* Instruction:
Search the records for "Requirements". Copy every line where it appears.

Collected data entries:

────

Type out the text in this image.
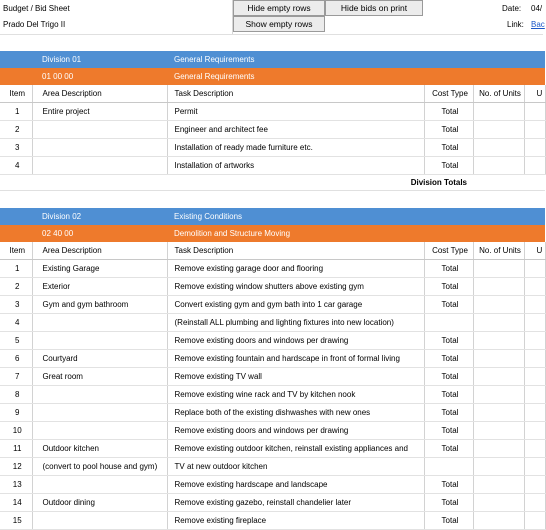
Budget / Bid Sheet
Prado Del Trigo II
Hide empty rows
Show empty rows
Hide bids on print	Date: 04/
Link: Bac
	Division 01	General Requirements			
	01 00 00	General Requirements			
Item	Area Description	Task Description	Cost Type	No. of Units	U
1	Entire project	Permit	Total		
2		Engineer and architect fee	Total		
3		Installation of ready made furniture etc.	Total		
4		Installation of artworks	Total		
		Division Totals			
	Division 02	Existing Conditions			
	02 40 00	Demolition and Structure Moving			
Item	Area Description	Task Description	Cost Type	No. of Units	U
1	Existing Garage	Remove existing garage door and flooring	Total		
2	Exterior	Remove existing window shutters above existing gym	Total		
3	Gym and gym bathroom	Convert existing gym and gym bath into 1 car garage	Total		
4		(Reinstall ALL plumbing and lighting fixtures into new location)			
5		Remove existing doors and windows per drawing	Total		
6	Courtyard	Remove existing fountain and hardscape in front of formal living	Total		
7	Great room	Remove existing TV wall	Total		
8		Remove existing wine rack and TV by kitchen nook	Total		
9		Replace both of the existing dishwashes with new ones	Total		
10		Remove existing doors and windows per drawing	Total		
11	Outdoor kitchen	Remove existing outdoor kitchen, reinstall existing appliances and	Total		
12	(convert to pool house and gym)	TV at new outdoor kitchen			
13		Remove existing hardscape and landscape	Total		
14	Outdoor dining	Remove existing gazebo, reinstall chandelier later	Total		
15		Remove existing fireplace	Total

────

* Result of the task:
	Division 01	General Requirements			
	01 00 00	General Requirements			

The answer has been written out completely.